[Figure record extracts]
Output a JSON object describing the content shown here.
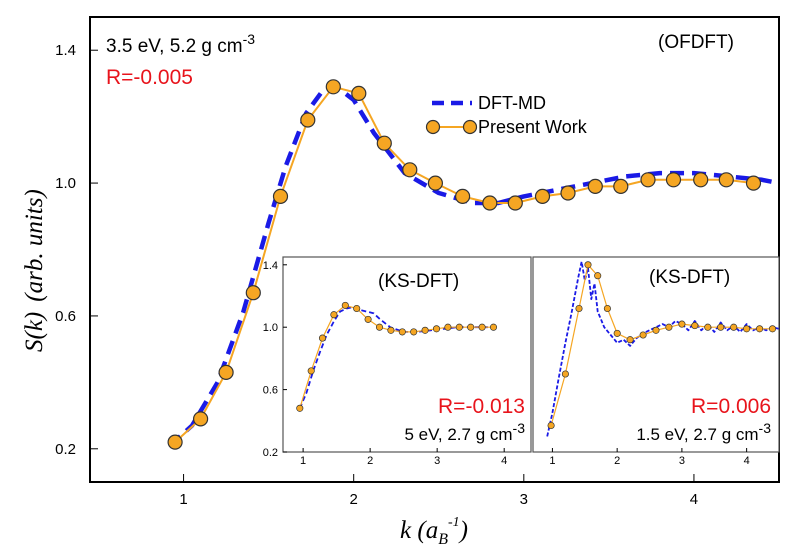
{
  "chart_data": [
    {
      "type": "line",
      "xlim": [
        0.45,
        4.5
      ],
      "ylim": [
        0.1,
        1.5
      ],
      "xticks": [
        1,
        2,
        3,
        4
      ],
      "yticks": [
        0.2,
        0.6,
        1.0,
        1.4
      ],
      "xticklabels": [
        "1",
        "2",
        "3",
        "4"
      ],
      "yticklabels": [
        "0.2",
        "0.6",
        "1.0",
        "1.4"
      ],
      "xlabel": {
        "base": "k",
        "open": " (",
        "sym": "a",
        "sub": "B",
        "sup": "-1",
        "close": ")"
      },
      "ylabel": {
        "main": "S(",
        "k": "k",
        "close": ")",
        "units": "(arb. units)"
      },
      "annotations": {
        "condition_main": "3.5 eV, 5.2 g cm",
        "condition_sup": "-3",
        "r_value": "R=-0.005",
        "method": "(OFDFT)"
      },
      "legend": {
        "position": "upper-middle",
        "entries": [
          "DFT-MD",
          "Present Work"
        ]
      },
      "colors": {
        "dft_md": "#1a1ae6",
        "present": "#f5a623",
        "marker_fill": "#f5a623",
        "r_text": "#e8141c"
      },
      "series": [
        {
          "name": "DFT-MD",
          "style": "dashed",
          "x": [
            0.92,
            1.05,
            1.2,
            1.35,
            1.5,
            1.6,
            1.72,
            1.82,
            1.9,
            2.0,
            2.12,
            2.3,
            2.5,
            2.7,
            2.85,
            3.0,
            3.2,
            3.4,
            3.6,
            3.8,
            4.0,
            4.2,
            4.4,
            4.5
          ],
          "y": [
            0.21,
            0.27,
            0.4,
            0.61,
            0.88,
            1.05,
            1.21,
            1.28,
            1.29,
            1.25,
            1.15,
            1.03,
            0.97,
            0.94,
            0.94,
            0.96,
            0.98,
            1.0,
            1.02,
            1.03,
            1.03,
            1.02,
            1.01,
            1.0
          ]
        },
        {
          "name": "Present Work",
          "style": "solid-with-markers",
          "x": [
            0.95,
            1.1,
            1.25,
            1.41,
            1.57,
            1.73,
            1.88,
            2.03,
            2.18,
            2.33,
            2.48,
            2.64,
            2.8,
            2.95,
            3.11,
            3.26,
            3.42,
            3.57,
            3.73,
            3.88,
            4.04,
            4.19,
            4.35
          ],
          "y": [
            0.22,
            0.29,
            0.43,
            0.67,
            0.96,
            1.19,
            1.29,
            1.27,
            1.12,
            1.04,
            1.0,
            0.96,
            0.94,
            0.94,
            0.96,
            0.97,
            0.99,
            0.99,
            1.01,
            1.01,
            1.01,
            1.01,
            1.0
          ]
        }
      ]
    },
    {
      "type": "line",
      "xlim": [
        0.7,
        4.4
      ],
      "ylim": [
        0.2,
        1.45
      ],
      "xticks": [
        1,
        2,
        3,
        4
      ],
      "yticks": [
        0.2,
        0.6,
        1.0,
        1.4
      ],
      "xticklabels": [
        "1",
        "2",
        "3",
        "4"
      ],
      "yticklabels": [
        "0.2",
        "0.6",
        "1.0",
        "1.4"
      ],
      "annotations": {
        "method": "(KS-DFT)",
        "r_value": "R=-0.013",
        "condition_main": "5 eV, 2.7 g cm",
        "condition_sup": "-3"
      },
      "series": [
        {
          "name": "DFT-MD",
          "style": "dashed",
          "x": [
            0.95,
            1.05,
            1.15,
            1.25,
            1.35,
            1.45,
            1.55,
            1.65,
            1.75,
            1.85,
            1.95,
            2.05,
            2.15,
            2.3,
            2.5,
            2.7,
            2.9,
            3.1,
            3.3,
            3.5,
            3.7,
            3.9
          ],
          "y": [
            0.48,
            0.58,
            0.72,
            0.84,
            0.95,
            1.03,
            1.1,
            1.12,
            1.13,
            1.11,
            1.1,
            1.09,
            1.05,
            1.0,
            0.97,
            0.97,
            0.98,
            0.99,
            1.0,
            1.0,
            1.0,
            1.0
          ]
        },
        {
          "name": "Present Work",
          "style": "solid-with-markers",
          "x": [
            0.95,
            1.12,
            1.29,
            1.46,
            1.63,
            1.8,
            1.97,
            2.14,
            2.31,
            2.48,
            2.65,
            2.82,
            2.99,
            3.16,
            3.33,
            3.5,
            3.67,
            3.84
          ],
          "y": [
            0.48,
            0.72,
            0.93,
            1.08,
            1.14,
            1.12,
            1.05,
            1.0,
            0.98,
            0.97,
            0.97,
            0.98,
            0.99,
            1.0,
            1.0,
            1.0,
            1.0,
            1.0
          ]
        }
      ]
    },
    {
      "type": "line",
      "xlim": [
        0.7,
        4.5
      ],
      "ylim": [
        0.2,
        1.45
      ],
      "xticks": [
        1,
        2,
        3,
        4
      ],
      "yticks": [],
      "xticklabels": [
        "1",
        "2",
        "3",
        "4"
      ],
      "yticklabels": [],
      "annotations": {
        "method": "(KS-DFT)",
        "r_value": "R=0.006",
        "condition_main": "1.5 eV, 2.7 g cm",
        "condition_sup": "-3"
      },
      "series": [
        {
          "name": "DFT-MD",
          "style": "dashed-noisy",
          "x": [
            0.92,
            1.0,
            1.1,
            1.2,
            1.3,
            1.4,
            1.45,
            1.5,
            1.55,
            1.6,
            1.65,
            1.7,
            1.75,
            1.8,
            1.9,
            2.0,
            2.1,
            2.2,
            2.3,
            2.4,
            2.5,
            2.6,
            2.7,
            2.8,
            2.9,
            3.0,
            3.1,
            3.2,
            3.3,
            3.4,
            3.5,
            3.6,
            3.7,
            3.8,
            3.9,
            4.0,
            4.1,
            4.2,
            4.3,
            4.4,
            4.5
          ],
          "y": [
            0.3,
            0.45,
            0.68,
            0.9,
            1.1,
            1.32,
            1.42,
            1.3,
            1.38,
            1.18,
            1.28,
            1.1,
            1.05,
            1.0,
            0.95,
            0.9,
            0.92,
            0.88,
            0.93,
            0.96,
            0.98,
            1.0,
            1.02,
            1.0,
            1.04,
            1.02,
            0.98,
            1.04,
            0.98,
            1.02,
            0.97,
            1.03,
            0.98,
            1.01,
            0.97,
            1.02,
            0.98,
            1.0,
            0.98,
            1.0,
            0.99
          ]
        },
        {
          "name": "Present Work",
          "style": "solid-with-markers",
          "x": [
            0.98,
            1.2,
            1.41,
            1.55,
            1.7,
            1.85,
            2.0,
            2.2,
            2.4,
            2.6,
            2.8,
            3.0,
            3.2,
            3.4,
            3.6,
            3.8,
            4.0,
            4.2,
            4.4
          ],
          "y": [
            0.37,
            0.7,
            1.12,
            1.4,
            1.33,
            1.12,
            0.96,
            0.92,
            0.95,
            0.98,
            1.0,
            1.02,
            1.01,
            1.0,
            1.0,
            1.0,
            0.99,
            0.99,
            0.99
          ]
        }
      ]
    }
  ]
}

» **What this task involves**
Copy out all of the material exactly as written, without its pictures.

» **Written reply**
Output a JSON object describing the content shown here.
{
  "chart_data": [
    {
      "type": "line",
      "xlim": [
        0.45,
        4.5
      ],
      "ylim": [
        0.1,
        1.5
      ],
      "xticks": [
        1,
        2,
        3,
        4
      ],
      "yticks": [
        0.2,
        0.6,
        1.0,
        1.4
      ],
      "xticklabels": [
        "1",
        "2",
        "3",
        "4"
      ],
      "yticklabels": [
        "0.2",
        "0.6",
        "1.0",
        "1.4"
      ],
      "xlabel": {
        "base": "k",
        "open": " (",
        "sym": "a",
        "sub": "B",
        "sup": "-1",
        "close": ")"
      },
      "ylabel": {
        "main": "S(",
        "k": "k",
        "close": ")",
        "units": "(arb. units)"
      },
      "annotations": {
        "condition_main": "3.5 eV, 5.2 g cm",
        "condition_sup": "-3",
        "r_value": "R=-0.005",
        "method": "(OFDFT)"
      },
      "legend": {
        "position": "upper-middle",
        "entries": [
          "DFT-MD",
          "Present Work"
        ]
      },
      "colors": {
        "dft_md": "#1a1ae6",
        "present": "#f5a623",
        "marker_fill": "#f5a623",
        "r_text": "#e8141c"
      },
      "series": [
        {
          "name": "DFT-MD",
          "style": "dashed",
          "x": [
            0.92,
            1.05,
            1.2,
            1.35,
            1.5,
            1.6,
            1.72,
            1.82,
            1.9,
            2.0,
            2.12,
            2.3,
            2.5,
            2.7,
            2.85,
            3.0,
            3.2,
            3.4,
            3.6,
            3.8,
            4.0,
            4.2,
            4.4,
            4.5
          ],
          "y": [
            0.21,
            0.27,
            0.4,
            0.61,
            0.88,
            1.05,
            1.21,
            1.28,
            1.29,
            1.25,
            1.15,
            1.03,
            0.97,
            0.94,
            0.94,
            0.96,
            0.98,
            1.0,
            1.02,
            1.03,
            1.03,
            1.02,
            1.01,
            1.0
          ]
        },
        {
          "name": "Present Work",
          "style": "solid-with-markers",
          "x": [
            0.95,
            1.1,
            1.25,
            1.41,
            1.57,
            1.73,
            1.88,
            2.03,
            2.18,
            2.33,
            2.48,
            2.64,
            2.8,
            2.95,
            3.11,
            3.26,
            3.42,
            3.57,
            3.73,
            3.88,
            4.04,
            4.19,
            4.35
          ],
          "y": [
            0.22,
            0.29,
            0.43,
            0.67,
            0.96,
            1.19,
            1.29,
            1.27,
            1.12,
            1.04,
            1.0,
            0.96,
            0.94,
            0.94,
            0.96,
            0.97,
            0.99,
            0.99,
            1.01,
            1.01,
            1.01,
            1.01,
            1.0
          ]
        }
      ]
    },
    {
      "type": "line",
      "xlim": [
        0.7,
        4.4
      ],
      "ylim": [
        0.2,
        1.45
      ],
      "xticks": [
        1,
        2,
        3,
        4
      ],
      "yticks": [
        0.2,
        0.6,
        1.0,
        1.4
      ],
      "xticklabels": [
        "1",
        "2",
        "3",
        "4"
      ],
      "yticklabels": [
        "0.2",
        "0.6",
        "1.0",
        "1.4"
      ],
      "annotations": {
        "method": "(KS-DFT)",
        "r_value": "R=-0.013",
        "condition_main": "5 eV, 2.7 g cm",
        "condition_sup": "-3"
      },
      "series": [
        {
          "name": "DFT-MD",
          "style": "dashed",
          "x": [
            0.95,
            1.05,
            1.15,
            1.25,
            1.35,
            1.45,
            1.55,
            1.65,
            1.75,
            1.85,
            1.95,
            2.05,
            2.15,
            2.3,
            2.5,
            2.7,
            2.9,
            3.1,
            3.3,
            3.5,
            3.7,
            3.9
          ],
          "y": [
            0.48,
            0.58,
            0.72,
            0.84,
            0.95,
            1.03,
            1.1,
            1.12,
            1.13,
            1.11,
            1.1,
            1.09,
            1.05,
            1.0,
            0.97,
            0.97,
            0.98,
            0.99,
            1.0,
            1.0,
            1.0,
            1.0
          ]
        },
        {
          "name": "Present Work",
          "style": "solid-with-markers",
          "x": [
            0.95,
            1.12,
            1.29,
            1.46,
            1.63,
            1.8,
            1.97,
            2.14,
            2.31,
            2.48,
            2.65,
            2.82,
            2.99,
            3.16,
            3.33,
            3.5,
            3.67,
            3.84
          ],
          "y": [
            0.48,
            0.72,
            0.93,
            1.08,
            1.14,
            1.12,
            1.05,
            1.0,
            0.98,
            0.97,
            0.97,
            0.98,
            0.99,
            1.0,
            1.0,
            1.0,
            1.0,
            1.0
          ]
        }
      ]
    },
    {
      "type": "line",
      "xlim": [
        0.7,
        4.5
      ],
      "ylim": [
        0.2,
        1.45
      ],
      "xticks": [
        1,
        2,
        3,
        4
      ],
      "yticks": [],
      "xticklabels": [
        "1",
        "2",
        "3",
        "4"
      ],
      "yticklabels": [],
      "annotations": {
        "method": "(KS-DFT)",
        "r_value": "R=0.006",
        "condition_main": "1.5 eV, 2.7 g cm",
        "condition_sup": "-3"
      },
      "series": [
        {
          "name": "DFT-MD",
          "style": "dashed-noisy",
          "x": [
            0.92,
            1.0,
            1.1,
            1.2,
            1.3,
            1.4,
            1.45,
            1.5,
            1.55,
            1.6,
            1.65,
            1.7,
            1.75,
            1.8,
            1.9,
            2.0,
            2.1,
            2.2,
            2.3,
            2.4,
            2.5,
            2.6,
            2.7,
            2.8,
            2.9,
            3.0,
            3.1,
            3.2,
            3.3,
            3.4,
            3.5,
            3.6,
            3.7,
            3.8,
            3.9,
            4.0,
            4.1,
            4.2,
            4.3,
            4.4,
            4.5
          ],
          "y": [
            0.3,
            0.45,
            0.68,
            0.9,
            1.1,
            1.32,
            1.42,
            1.3,
            1.38,
            1.18,
            1.28,
            1.1,
            1.05,
            1.0,
            0.95,
            0.9,
            0.92,
            0.88,
            0.93,
            0.96,
            0.98,
            1.0,
            1.02,
            1.0,
            1.04,
            1.02,
            0.98,
            1.04,
            0.98,
            1.02,
            0.97,
            1.03,
            0.98,
            1.01,
            0.97,
            1.02,
            0.98,
            1.0,
            0.98,
            1.0,
            0.99
          ]
        },
        {
          "name": "Present Work",
          "style": "solid-with-markers",
          "x": [
            0.98,
            1.2,
            1.41,
            1.55,
            1.7,
            1.85,
            2.0,
            2.2,
            2.4,
            2.6,
            2.8,
            3.0,
            3.2,
            3.4,
            3.6,
            3.8,
            4.0,
            4.2,
            4.4
          ],
          "y": [
            0.37,
            0.7,
            1.12,
            1.4,
            1.33,
            1.12,
            0.96,
            0.92,
            0.95,
            0.98,
            1.0,
            1.02,
            1.01,
            1.0,
            1.0,
            1.0,
            0.99,
            0.99,
            0.99
          ]
        }
      ]
    }
  ]
}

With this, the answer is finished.